■ **Given request 1**: Rewrite the rows from the first one through the row containing "more-replies-link[interactable]: 1 respuesta", swapping "bounding box" for "bounding rectangle" and keeping everything else the same.
=====
"Conservation, cultural understanding and animal welfare are the three pillars of ethical falconry. To me, they are why the work of EFFC is so important in today’s fast-changing world."
Helen Macdonald is a falconer, naturalist and internationally renowned writer. She is best known for her best-selling 2014 memoir H is for Hawk, which depicted the training of a goshawk following her father's death. It won the Samuel Johnson Prize for non-fiction, the Costa Book Award and the Prix du Meilleur Livre Étranger, and has been translated into 24 languages. Ms Macdonald is a contributing writer for TheNew York Times Magazine and also writes and presents television documentaries, including 2017's H is for Hawk: A New Chapter (BBC Natural World and PBS Nature). She has been a falconer since 1983, and while she has worked in raptor conservation, domestic breeding and education, her first love is falconry in the field.
Allen Sangines-Krause, Ph.D
“A true falconer does not only hunts with hawks. A true falconer is a conservationist at heart whose love of birds of prey extends to all their surrounding environment.”
Allen Sangines-Krause is founding partner of BK Partners, a firm focused on private equity and real estate investments. Formerly, Mr Sangines-Krause held several leading positions in Goldman Sachs International (Advisory Director, Member of the Firmwide Commitments Committee, Managing Director, Head of Emerging Markets, Investment Banking Division, head of Russia and CIS, co-head of General Industrials-Europe and of the Spanish Team), and Goldman Sachs & Co (Managing Director, COO of the Latin American Group with responsibility for all investment banking business in the region). He is Chairman Emeritus of the Council of the Graduate School of Arts and Sciences, Harvard University, a member of the Campaign Board of the Historic Royal Palaces in the UK and a member of the Royal Institute of International Affairs. Mr Sangines-Krause holds a BA in Economics Summa cum Laude by Instituto Técnologico Autónomo de México and a PhD in Economics from Harvard University. The dissertation was entitled Interest Groups and Economic Performance and received the Banamex prize in Economics for 1987.
=====
■ **Given request 2**: Print the profiles of Helen Macdonald and Allen Sangines-Krause again, word for word.
=====
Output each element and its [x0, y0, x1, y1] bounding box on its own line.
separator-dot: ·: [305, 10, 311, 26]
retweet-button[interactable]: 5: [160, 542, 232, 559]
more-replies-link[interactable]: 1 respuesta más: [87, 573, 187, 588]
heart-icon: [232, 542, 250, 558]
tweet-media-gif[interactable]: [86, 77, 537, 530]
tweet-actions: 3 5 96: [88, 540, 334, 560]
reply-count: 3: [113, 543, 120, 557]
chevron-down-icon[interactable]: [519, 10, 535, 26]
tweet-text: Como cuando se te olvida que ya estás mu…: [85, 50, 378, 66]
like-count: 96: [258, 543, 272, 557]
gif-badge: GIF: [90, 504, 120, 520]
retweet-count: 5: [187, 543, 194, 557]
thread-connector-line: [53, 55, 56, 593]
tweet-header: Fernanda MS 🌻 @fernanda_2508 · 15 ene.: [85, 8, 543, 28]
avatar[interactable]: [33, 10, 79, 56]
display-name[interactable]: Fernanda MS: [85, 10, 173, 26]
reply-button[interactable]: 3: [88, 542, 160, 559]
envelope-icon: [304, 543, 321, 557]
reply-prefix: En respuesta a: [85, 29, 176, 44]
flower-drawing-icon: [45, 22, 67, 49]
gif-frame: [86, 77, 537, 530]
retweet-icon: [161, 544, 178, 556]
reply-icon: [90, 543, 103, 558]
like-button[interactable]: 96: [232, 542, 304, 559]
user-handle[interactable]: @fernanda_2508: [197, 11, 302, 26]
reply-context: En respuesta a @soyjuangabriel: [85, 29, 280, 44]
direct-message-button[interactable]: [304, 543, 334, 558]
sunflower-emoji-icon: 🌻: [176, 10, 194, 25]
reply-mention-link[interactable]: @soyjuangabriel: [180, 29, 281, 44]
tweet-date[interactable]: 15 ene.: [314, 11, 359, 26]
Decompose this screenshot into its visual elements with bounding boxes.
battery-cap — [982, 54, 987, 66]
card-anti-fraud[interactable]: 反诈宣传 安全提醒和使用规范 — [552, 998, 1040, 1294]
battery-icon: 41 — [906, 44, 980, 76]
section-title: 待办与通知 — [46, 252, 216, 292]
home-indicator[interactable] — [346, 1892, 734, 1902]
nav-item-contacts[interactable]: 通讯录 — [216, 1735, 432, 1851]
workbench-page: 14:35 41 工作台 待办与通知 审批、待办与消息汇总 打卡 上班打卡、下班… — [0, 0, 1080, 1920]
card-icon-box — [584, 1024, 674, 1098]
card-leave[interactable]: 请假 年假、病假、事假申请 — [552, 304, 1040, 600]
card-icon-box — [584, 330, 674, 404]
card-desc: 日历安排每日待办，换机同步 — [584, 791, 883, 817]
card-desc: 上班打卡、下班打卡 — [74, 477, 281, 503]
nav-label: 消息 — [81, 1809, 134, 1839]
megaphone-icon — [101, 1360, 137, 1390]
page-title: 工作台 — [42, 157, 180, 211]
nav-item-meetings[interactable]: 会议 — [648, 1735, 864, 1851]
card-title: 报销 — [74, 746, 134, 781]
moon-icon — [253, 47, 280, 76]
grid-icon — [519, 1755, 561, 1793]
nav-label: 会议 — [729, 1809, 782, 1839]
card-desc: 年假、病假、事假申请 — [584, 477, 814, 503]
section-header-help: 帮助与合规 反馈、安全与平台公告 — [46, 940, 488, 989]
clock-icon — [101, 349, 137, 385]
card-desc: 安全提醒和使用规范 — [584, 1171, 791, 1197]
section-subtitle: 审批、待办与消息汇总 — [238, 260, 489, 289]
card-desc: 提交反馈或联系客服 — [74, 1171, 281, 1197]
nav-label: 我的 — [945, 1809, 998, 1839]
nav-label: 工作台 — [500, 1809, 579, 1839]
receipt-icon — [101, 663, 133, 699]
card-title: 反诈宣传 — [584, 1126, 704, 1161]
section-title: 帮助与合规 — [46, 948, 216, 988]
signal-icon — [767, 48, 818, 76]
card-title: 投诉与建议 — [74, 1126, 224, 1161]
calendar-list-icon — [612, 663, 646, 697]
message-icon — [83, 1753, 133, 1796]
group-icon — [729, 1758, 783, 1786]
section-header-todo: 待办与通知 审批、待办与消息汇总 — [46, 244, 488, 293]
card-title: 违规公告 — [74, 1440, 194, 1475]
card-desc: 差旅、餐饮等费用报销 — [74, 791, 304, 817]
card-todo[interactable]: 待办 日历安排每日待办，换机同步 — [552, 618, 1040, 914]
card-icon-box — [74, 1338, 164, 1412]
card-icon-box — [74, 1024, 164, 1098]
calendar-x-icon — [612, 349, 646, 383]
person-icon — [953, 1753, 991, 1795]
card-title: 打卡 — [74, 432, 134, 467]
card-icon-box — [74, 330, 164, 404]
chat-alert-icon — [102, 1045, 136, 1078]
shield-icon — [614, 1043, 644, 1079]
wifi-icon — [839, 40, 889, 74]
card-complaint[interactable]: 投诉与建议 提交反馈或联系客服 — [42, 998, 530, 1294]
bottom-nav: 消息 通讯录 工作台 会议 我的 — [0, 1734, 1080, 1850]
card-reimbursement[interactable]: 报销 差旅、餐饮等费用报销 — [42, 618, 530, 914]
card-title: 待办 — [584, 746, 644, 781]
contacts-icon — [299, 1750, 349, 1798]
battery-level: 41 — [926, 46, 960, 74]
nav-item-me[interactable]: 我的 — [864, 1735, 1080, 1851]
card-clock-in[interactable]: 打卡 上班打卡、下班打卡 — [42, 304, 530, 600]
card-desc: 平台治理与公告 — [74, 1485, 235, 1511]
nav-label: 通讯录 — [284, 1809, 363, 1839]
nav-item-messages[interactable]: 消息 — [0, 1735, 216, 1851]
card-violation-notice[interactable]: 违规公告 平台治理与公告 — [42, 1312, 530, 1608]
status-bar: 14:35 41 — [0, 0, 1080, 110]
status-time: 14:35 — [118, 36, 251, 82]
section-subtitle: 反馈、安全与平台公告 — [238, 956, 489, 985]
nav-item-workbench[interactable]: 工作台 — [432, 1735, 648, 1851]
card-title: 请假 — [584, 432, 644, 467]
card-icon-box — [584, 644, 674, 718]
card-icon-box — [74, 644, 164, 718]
=====
■ **Expected output 1**:
Output each element and its [x0, y0, x1, y1] bounding rectangle on its own line.
separator-dot: ·: [305, 10, 311, 26]
retweet-button[interactable]: 5: [160, 542, 232, 559]
more-replies-link[interactable]: 1 respuesta más: [87, 573, 187, 588]

■ **Expected output 2**:
"Conservation, cultural understanding and animal welfare are the three pillars of ethical falconry. To me, they are why the work of EFFC is so important in today’s fast-changing world."
Helen Macdonald is a falconer, naturalist and internationally renowned writer. She is best known for her best-selling 2014 memoir H is for Hawk, which depicted the training of a goshawk following her father's death. It won the Samuel Johnson Prize for non-fiction, the Costa Book Award and the Prix du Meilleur Livre Étranger, and has been translated into 24 languages. Ms Macdonald is a contributing writer for TheNew York Times Magazine and also writes and presents television documentaries, including 2017's H is for Hawk: A New Chapter (BBC Natural World and PBS Nature). She has been a falconer since 1983, and while she has worked in raptor conservation, domestic breeding and education, her first love is falconry in the field.
Allen Sangines-Krause, Ph.D
“A true falconer does not only hunts with hawks. A true falconer is a conservationist at heart whose love of birds of prey extends to all their surrounding environment.”
Allen Sangines-Krause is founding partner of BK Partners, a firm focused on private equity and real estate investments. Formerly, Mr Sangines-Krause held several leading positions in Goldman Sachs International (Advisory Director, Member of the Firmwide Commitments Committee, Managing Director, Head of Emerging Markets, Investment Banking Division, head of Russia and CIS, co-head of General Industrials-Europe and of the Spanish Team), and Goldman Sachs & Co (Managing Director, COO of the Latin American Group with responsibility for all investment banking business in the region). He is Chairman Emeritus of the Council of the Graduate School of Arts and Sciences, Harvard University, a member of the Campaign Board of the Historic Royal Palaces in the UK and a member of the Royal Institute of International Affairs. Mr Sangines-Krause holds a BA in Economics Summa cum Laude by Instituto Técnologico Autónomo de México and a PhD in Economics from Harvard University. The dissertation was entitled Interest Groups and Economic Performance and received the Banamex prize in Economics for 1987.